**Dataset records**

◇ ◇ ◇ ◇ ◇ ◇ ◇

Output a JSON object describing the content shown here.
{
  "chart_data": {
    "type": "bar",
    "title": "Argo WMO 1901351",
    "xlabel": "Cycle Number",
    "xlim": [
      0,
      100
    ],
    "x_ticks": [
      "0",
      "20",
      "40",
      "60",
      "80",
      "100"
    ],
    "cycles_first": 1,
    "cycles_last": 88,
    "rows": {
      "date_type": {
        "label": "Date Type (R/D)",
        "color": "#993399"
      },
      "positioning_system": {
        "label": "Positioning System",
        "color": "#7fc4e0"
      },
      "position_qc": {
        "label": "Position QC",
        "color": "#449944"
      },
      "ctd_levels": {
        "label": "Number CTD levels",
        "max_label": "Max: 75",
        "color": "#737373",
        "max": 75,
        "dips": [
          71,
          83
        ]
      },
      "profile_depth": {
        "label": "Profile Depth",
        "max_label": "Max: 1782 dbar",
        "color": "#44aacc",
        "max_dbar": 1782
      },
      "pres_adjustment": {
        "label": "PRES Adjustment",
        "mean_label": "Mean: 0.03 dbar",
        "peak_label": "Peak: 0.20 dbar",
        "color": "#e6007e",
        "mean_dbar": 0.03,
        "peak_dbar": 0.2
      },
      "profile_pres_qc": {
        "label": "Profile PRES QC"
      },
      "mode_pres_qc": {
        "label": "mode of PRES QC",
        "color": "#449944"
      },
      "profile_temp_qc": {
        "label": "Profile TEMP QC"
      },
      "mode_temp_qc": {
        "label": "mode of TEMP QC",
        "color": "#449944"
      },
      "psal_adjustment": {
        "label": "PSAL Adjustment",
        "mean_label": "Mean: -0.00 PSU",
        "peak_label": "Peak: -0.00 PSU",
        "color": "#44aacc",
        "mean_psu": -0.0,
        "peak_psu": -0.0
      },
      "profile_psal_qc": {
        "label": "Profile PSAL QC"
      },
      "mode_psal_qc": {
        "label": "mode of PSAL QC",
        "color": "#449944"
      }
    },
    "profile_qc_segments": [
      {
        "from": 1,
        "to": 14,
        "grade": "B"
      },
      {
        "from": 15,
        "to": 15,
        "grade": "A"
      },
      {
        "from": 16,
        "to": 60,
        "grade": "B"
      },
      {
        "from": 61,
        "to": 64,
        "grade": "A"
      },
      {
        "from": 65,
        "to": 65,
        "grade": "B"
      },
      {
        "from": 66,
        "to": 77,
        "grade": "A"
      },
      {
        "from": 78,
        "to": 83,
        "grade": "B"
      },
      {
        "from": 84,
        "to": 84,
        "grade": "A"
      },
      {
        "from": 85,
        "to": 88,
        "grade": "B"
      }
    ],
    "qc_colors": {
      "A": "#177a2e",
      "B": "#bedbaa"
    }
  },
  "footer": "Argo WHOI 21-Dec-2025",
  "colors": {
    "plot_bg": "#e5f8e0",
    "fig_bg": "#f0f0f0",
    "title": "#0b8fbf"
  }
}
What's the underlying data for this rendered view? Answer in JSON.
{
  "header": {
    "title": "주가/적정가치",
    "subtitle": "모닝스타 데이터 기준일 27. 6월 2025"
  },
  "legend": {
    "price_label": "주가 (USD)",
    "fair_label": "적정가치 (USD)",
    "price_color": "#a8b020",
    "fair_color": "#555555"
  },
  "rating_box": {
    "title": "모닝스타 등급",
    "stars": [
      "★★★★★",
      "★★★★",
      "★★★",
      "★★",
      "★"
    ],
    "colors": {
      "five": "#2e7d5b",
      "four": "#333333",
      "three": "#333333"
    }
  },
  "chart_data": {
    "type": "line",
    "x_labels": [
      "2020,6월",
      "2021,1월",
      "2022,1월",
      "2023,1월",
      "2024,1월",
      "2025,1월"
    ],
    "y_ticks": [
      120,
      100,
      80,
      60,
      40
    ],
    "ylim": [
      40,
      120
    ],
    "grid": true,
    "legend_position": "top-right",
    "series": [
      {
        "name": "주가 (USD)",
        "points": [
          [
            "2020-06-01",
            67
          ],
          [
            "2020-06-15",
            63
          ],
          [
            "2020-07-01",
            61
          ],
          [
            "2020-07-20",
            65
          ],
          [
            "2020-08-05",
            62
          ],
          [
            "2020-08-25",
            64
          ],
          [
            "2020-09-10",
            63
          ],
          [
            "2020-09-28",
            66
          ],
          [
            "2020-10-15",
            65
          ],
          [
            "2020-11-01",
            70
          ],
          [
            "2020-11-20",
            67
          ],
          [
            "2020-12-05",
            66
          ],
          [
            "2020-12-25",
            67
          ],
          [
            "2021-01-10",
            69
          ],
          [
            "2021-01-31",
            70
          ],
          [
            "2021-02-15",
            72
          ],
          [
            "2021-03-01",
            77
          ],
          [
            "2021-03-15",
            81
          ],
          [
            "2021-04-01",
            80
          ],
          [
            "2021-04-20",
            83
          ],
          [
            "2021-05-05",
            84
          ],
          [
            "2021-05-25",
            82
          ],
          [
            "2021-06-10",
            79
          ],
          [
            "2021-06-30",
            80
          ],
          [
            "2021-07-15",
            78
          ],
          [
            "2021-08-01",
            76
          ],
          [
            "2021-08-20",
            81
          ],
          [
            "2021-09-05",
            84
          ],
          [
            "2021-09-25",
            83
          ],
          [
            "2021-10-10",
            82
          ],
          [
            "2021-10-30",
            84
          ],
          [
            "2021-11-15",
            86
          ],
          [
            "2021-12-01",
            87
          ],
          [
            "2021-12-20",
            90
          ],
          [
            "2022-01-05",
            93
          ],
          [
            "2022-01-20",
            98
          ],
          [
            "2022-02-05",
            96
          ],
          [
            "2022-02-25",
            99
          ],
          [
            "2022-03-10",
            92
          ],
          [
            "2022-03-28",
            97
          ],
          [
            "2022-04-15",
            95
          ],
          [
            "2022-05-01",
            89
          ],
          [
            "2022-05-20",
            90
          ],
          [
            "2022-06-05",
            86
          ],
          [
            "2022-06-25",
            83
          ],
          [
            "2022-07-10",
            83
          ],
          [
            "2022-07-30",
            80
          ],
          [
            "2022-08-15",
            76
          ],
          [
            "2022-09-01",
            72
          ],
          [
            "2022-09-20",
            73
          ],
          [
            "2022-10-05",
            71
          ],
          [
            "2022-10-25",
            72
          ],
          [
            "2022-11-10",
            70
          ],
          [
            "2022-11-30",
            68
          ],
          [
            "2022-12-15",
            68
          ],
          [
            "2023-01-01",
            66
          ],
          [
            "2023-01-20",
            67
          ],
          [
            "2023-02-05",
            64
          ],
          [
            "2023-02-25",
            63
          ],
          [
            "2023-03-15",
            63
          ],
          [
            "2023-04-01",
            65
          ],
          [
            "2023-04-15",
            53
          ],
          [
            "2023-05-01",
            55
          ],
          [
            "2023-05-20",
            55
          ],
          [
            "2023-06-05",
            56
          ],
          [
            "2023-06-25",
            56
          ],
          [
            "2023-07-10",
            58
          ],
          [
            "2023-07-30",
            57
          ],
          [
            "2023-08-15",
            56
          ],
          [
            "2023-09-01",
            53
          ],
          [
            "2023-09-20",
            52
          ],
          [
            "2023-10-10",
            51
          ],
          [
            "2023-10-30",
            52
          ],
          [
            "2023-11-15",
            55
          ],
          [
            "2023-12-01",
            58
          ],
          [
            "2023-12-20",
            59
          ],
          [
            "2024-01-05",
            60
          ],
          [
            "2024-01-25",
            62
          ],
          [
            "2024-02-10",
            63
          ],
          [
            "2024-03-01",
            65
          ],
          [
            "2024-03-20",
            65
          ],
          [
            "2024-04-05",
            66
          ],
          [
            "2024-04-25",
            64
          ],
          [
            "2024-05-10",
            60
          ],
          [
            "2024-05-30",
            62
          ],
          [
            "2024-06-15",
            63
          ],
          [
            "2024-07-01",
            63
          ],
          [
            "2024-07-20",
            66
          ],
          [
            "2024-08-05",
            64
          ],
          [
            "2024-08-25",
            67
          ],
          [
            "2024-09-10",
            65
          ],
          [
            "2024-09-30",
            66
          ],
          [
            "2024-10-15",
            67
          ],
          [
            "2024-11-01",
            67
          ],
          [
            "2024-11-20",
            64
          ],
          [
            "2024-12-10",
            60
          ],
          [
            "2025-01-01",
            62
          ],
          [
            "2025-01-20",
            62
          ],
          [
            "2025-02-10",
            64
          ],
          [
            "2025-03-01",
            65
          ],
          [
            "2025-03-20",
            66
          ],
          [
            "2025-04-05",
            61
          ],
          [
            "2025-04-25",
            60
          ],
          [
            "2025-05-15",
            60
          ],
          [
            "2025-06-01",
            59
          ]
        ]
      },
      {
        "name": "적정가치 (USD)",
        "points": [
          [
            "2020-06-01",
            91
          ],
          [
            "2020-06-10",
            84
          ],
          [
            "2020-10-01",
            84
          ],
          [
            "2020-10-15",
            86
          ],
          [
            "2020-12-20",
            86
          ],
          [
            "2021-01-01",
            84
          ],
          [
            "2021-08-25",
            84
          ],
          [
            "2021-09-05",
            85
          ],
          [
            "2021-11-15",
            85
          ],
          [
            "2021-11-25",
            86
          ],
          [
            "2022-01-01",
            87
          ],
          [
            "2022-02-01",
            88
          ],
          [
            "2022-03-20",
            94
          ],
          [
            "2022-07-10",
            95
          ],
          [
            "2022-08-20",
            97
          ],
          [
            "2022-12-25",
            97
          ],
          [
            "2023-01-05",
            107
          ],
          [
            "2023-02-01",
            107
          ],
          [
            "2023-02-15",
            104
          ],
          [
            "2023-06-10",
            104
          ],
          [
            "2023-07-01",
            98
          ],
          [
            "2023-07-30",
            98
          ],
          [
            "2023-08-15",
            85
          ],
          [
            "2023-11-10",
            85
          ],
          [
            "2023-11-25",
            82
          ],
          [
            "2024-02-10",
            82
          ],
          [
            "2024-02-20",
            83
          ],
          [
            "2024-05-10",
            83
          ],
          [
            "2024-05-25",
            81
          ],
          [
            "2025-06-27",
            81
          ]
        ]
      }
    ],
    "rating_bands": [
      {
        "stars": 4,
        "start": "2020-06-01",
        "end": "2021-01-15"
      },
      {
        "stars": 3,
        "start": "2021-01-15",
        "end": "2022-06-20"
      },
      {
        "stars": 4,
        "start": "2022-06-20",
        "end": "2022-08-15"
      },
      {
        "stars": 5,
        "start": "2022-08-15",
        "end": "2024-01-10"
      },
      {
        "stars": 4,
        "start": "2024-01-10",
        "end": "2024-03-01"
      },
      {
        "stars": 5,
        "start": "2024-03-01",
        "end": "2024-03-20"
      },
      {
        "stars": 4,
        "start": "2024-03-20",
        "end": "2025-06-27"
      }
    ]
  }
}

◇ ◇ ◇ ◇ ◇ ◇ ◇

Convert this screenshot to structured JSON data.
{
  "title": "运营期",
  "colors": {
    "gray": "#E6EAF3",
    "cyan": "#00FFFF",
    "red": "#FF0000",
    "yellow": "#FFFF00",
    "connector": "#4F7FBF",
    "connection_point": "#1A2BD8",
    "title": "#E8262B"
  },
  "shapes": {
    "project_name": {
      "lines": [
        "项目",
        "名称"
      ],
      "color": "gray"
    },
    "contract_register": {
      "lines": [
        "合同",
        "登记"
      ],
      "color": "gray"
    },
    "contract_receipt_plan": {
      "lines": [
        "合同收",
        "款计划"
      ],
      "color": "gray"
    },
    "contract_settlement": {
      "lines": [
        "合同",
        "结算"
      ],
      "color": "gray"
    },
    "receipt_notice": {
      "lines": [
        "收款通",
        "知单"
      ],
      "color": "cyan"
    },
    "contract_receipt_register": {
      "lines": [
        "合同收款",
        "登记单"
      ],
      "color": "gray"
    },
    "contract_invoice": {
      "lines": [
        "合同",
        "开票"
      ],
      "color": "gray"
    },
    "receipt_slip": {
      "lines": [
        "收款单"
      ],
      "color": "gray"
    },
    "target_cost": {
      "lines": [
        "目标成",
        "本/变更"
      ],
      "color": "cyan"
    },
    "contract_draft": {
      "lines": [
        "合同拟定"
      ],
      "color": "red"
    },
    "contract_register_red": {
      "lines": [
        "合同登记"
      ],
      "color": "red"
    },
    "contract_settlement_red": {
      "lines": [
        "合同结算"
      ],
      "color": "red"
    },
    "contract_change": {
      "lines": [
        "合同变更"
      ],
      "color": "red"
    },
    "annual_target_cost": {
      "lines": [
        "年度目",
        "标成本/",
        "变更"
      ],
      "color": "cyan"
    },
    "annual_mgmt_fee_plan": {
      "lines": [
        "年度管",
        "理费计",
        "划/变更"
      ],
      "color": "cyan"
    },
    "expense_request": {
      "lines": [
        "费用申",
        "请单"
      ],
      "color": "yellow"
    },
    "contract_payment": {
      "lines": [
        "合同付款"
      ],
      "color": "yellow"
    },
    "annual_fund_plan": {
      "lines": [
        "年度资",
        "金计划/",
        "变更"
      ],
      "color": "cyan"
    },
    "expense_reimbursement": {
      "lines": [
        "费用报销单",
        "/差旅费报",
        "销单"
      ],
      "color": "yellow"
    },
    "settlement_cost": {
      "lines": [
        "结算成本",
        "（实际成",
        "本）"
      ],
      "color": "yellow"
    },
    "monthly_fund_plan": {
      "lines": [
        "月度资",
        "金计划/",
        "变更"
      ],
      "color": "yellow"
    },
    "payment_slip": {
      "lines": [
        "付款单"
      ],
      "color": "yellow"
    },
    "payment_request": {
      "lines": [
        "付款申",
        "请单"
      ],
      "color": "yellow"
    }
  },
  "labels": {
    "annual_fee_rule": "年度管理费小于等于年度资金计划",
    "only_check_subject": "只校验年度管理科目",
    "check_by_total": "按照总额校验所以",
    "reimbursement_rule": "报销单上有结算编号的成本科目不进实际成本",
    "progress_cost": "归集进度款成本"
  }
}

◇ ◇ ◇ ◇ ◇ ◇ ◇

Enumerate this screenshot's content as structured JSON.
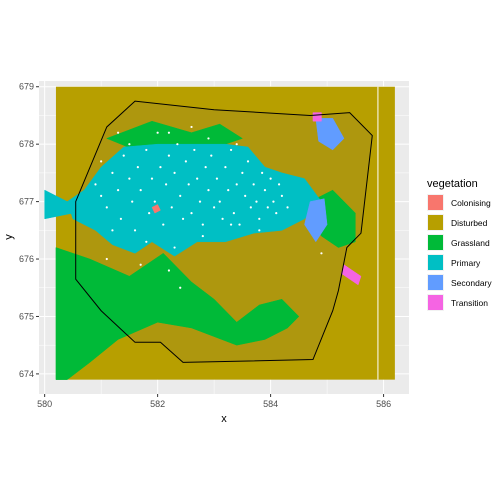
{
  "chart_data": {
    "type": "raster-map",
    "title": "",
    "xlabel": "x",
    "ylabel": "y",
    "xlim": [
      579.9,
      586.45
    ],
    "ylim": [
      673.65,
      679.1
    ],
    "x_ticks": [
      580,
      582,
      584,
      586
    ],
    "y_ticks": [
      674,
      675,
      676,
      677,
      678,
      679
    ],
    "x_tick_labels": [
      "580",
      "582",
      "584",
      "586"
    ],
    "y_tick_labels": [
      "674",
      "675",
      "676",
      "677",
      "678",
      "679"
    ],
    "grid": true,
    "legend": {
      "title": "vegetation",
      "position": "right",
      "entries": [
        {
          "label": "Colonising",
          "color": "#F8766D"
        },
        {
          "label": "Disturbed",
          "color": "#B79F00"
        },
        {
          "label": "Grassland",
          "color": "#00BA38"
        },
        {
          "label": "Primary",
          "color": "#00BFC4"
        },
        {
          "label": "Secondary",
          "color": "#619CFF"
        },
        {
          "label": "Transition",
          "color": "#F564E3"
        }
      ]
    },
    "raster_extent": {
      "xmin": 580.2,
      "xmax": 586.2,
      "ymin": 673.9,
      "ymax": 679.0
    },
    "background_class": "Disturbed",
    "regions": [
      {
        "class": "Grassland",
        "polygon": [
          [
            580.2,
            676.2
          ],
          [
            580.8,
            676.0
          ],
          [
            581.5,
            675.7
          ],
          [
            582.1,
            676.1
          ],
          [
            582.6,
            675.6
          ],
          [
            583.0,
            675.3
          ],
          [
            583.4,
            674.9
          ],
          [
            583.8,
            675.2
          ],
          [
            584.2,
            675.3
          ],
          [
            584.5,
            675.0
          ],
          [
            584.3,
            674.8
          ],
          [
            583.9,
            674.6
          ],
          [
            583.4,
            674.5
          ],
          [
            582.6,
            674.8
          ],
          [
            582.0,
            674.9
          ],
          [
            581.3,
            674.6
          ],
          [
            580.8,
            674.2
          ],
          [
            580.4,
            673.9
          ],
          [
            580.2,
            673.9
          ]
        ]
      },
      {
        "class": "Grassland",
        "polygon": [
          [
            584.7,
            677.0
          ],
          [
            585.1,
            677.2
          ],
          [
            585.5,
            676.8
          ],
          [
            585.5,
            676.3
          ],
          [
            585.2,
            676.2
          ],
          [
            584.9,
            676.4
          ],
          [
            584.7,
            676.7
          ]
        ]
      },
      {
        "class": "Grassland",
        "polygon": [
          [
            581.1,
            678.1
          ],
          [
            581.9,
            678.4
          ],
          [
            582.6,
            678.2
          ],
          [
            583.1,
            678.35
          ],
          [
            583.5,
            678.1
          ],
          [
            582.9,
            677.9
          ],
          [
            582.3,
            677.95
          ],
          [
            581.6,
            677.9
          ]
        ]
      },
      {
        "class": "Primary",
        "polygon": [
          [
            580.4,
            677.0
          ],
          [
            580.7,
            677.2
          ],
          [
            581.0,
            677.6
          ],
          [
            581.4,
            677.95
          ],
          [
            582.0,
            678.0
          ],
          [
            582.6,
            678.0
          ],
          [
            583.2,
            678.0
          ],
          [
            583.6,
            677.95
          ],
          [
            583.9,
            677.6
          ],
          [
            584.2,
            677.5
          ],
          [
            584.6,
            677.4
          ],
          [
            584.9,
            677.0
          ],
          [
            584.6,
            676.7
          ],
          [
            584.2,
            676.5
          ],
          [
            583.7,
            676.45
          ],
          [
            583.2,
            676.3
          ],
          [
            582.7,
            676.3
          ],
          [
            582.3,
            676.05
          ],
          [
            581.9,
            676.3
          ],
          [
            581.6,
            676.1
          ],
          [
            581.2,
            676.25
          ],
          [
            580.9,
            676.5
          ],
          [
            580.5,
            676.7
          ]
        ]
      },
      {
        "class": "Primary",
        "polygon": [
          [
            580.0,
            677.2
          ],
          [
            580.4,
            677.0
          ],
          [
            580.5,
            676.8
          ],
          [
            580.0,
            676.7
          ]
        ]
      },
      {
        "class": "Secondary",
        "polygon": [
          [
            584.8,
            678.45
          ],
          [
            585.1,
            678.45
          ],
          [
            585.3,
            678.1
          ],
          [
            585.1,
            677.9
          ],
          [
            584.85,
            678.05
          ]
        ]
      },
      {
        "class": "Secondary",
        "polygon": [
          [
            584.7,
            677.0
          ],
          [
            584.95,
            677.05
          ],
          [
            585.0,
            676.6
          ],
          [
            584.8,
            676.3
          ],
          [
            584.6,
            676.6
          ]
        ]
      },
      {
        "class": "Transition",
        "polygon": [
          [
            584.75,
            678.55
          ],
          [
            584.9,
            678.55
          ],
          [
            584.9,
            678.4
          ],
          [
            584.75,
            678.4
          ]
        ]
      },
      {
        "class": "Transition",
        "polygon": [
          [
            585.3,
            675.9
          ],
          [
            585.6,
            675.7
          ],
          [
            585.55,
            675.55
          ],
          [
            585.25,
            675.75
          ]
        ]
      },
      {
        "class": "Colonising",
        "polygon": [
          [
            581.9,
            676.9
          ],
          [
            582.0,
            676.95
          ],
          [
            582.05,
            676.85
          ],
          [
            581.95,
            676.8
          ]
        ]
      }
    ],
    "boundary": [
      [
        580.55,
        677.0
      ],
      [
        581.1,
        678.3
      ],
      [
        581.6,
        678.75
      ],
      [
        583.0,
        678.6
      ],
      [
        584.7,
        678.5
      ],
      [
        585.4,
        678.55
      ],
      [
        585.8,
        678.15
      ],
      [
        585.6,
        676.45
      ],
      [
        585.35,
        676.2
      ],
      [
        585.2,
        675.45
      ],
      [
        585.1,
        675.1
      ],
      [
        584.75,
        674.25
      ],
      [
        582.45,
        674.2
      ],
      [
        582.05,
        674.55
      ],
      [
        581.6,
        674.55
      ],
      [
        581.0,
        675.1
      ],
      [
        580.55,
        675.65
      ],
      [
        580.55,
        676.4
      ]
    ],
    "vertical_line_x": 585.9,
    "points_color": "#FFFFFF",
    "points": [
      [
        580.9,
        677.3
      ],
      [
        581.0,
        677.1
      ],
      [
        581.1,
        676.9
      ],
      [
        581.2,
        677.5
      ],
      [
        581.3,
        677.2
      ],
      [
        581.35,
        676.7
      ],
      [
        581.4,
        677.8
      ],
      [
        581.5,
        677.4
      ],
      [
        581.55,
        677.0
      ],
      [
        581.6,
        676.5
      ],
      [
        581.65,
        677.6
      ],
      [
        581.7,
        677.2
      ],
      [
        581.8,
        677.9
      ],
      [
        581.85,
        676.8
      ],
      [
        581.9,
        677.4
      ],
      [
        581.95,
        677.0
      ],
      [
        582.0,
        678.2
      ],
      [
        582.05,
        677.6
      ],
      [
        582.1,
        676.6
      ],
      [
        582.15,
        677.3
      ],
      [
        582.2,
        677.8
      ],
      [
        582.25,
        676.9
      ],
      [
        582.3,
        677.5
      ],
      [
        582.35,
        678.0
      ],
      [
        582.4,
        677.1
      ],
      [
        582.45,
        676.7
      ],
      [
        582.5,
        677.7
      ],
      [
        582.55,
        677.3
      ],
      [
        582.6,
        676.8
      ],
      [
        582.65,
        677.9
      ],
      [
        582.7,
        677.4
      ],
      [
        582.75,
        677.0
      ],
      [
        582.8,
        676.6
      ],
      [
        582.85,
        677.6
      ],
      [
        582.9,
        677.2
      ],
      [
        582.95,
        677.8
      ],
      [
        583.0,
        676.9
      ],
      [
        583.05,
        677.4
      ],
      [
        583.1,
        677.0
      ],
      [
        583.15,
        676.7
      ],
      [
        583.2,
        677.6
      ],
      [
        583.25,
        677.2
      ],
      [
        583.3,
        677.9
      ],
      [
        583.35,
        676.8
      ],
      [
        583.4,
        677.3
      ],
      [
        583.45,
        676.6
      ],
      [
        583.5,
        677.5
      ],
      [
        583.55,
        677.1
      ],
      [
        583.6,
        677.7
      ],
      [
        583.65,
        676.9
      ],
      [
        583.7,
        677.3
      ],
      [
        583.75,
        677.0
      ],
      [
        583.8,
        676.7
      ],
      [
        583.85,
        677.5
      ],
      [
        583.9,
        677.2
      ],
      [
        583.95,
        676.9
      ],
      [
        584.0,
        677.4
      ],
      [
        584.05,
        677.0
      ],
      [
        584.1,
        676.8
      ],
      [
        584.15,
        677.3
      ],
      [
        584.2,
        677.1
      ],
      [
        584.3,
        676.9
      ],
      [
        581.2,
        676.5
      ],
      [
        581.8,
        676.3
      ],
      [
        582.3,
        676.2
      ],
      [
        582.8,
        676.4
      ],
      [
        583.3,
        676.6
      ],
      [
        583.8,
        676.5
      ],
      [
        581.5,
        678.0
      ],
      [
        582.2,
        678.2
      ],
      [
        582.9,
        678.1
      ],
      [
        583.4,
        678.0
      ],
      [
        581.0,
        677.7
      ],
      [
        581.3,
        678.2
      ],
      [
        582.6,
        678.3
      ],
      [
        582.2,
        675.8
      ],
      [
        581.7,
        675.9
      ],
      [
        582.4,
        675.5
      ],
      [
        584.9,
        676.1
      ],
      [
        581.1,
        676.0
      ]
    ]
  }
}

◇ ◇ ◇ ◇ ◇ ◇ ◇

**Exercise brief**
Count how many lines above carry the word "right". Only the number is required.

**Result of this exercise**
2